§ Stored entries
----

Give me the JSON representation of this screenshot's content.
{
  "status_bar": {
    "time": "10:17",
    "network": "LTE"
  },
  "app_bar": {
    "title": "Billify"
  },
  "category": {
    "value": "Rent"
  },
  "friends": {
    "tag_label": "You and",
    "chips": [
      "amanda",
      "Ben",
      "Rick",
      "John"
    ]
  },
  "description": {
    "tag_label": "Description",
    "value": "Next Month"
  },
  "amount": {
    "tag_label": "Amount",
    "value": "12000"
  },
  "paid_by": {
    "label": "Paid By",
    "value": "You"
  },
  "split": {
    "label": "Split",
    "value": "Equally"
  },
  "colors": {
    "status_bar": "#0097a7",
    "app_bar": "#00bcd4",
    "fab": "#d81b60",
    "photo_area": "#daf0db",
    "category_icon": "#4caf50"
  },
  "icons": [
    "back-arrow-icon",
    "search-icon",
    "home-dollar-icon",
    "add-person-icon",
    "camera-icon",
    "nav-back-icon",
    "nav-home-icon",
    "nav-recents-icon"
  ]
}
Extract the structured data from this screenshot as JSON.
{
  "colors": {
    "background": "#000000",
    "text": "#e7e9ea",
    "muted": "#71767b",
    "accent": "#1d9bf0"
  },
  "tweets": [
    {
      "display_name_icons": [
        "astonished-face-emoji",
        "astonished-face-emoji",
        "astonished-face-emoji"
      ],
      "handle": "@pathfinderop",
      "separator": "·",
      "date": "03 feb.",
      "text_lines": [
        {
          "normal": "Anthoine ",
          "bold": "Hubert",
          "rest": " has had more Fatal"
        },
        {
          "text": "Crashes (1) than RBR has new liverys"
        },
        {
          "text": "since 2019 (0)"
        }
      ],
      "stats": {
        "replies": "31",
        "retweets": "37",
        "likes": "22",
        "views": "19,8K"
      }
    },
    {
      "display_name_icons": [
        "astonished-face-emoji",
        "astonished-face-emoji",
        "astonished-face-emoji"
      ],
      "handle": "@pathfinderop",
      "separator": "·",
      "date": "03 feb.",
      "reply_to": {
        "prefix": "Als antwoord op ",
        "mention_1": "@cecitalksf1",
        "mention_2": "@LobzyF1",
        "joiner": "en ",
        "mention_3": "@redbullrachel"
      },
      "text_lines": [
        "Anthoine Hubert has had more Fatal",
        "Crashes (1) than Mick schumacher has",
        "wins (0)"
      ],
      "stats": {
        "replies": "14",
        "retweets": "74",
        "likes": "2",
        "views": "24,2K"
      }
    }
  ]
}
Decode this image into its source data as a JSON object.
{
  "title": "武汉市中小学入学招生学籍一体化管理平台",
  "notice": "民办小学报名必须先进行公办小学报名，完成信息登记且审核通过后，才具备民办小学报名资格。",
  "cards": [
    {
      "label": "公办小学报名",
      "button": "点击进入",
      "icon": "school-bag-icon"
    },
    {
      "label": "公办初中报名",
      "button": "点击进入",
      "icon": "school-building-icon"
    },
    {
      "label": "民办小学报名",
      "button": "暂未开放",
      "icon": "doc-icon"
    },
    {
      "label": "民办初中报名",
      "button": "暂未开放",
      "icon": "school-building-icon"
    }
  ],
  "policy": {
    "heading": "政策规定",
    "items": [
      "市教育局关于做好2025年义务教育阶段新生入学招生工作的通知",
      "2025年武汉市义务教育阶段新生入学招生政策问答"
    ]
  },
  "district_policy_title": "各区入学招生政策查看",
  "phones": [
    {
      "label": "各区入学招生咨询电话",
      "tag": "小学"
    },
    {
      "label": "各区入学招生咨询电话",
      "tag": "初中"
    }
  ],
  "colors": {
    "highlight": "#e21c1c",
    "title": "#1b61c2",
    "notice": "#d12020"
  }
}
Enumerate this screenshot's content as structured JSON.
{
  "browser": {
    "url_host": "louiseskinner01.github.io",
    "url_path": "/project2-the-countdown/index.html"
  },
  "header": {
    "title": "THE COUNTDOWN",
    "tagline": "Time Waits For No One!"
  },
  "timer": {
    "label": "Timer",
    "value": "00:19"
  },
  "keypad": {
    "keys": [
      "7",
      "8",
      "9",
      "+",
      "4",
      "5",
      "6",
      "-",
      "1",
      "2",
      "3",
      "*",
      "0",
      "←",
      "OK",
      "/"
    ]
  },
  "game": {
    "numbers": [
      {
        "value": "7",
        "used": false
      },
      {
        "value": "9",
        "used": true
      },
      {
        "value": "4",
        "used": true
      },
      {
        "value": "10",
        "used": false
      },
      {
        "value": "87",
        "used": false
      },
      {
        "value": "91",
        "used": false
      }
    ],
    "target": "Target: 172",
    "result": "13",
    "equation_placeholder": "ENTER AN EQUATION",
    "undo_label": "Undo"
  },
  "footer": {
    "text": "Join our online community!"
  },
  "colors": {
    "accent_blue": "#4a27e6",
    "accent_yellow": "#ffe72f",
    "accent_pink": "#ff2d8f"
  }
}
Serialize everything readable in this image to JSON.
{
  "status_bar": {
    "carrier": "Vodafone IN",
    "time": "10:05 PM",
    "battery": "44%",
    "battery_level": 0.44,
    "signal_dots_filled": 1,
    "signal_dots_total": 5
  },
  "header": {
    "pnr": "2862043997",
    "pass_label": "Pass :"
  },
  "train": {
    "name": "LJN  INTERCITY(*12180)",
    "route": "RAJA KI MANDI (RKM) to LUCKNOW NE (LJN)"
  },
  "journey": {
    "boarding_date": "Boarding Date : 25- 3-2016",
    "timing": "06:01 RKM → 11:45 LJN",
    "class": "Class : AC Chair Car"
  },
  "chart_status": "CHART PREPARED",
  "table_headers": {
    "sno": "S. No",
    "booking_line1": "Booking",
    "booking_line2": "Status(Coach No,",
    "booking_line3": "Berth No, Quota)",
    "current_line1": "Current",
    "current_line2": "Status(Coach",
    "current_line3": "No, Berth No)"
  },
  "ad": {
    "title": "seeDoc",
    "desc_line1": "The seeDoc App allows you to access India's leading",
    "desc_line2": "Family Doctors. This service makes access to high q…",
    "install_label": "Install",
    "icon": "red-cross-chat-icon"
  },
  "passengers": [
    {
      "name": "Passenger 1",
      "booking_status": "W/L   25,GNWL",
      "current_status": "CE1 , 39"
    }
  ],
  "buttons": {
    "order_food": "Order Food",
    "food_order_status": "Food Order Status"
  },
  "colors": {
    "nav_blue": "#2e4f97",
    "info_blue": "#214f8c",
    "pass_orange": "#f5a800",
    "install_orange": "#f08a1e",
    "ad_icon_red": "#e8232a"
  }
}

----

§ STATED PROBLEM
Isolate each line of the listing above that includes "structured". Copy it.

§ FULL ANSWER
Extract the structured data from this screenshot as JSON.
Enumerate this screenshot's content as structured JSON.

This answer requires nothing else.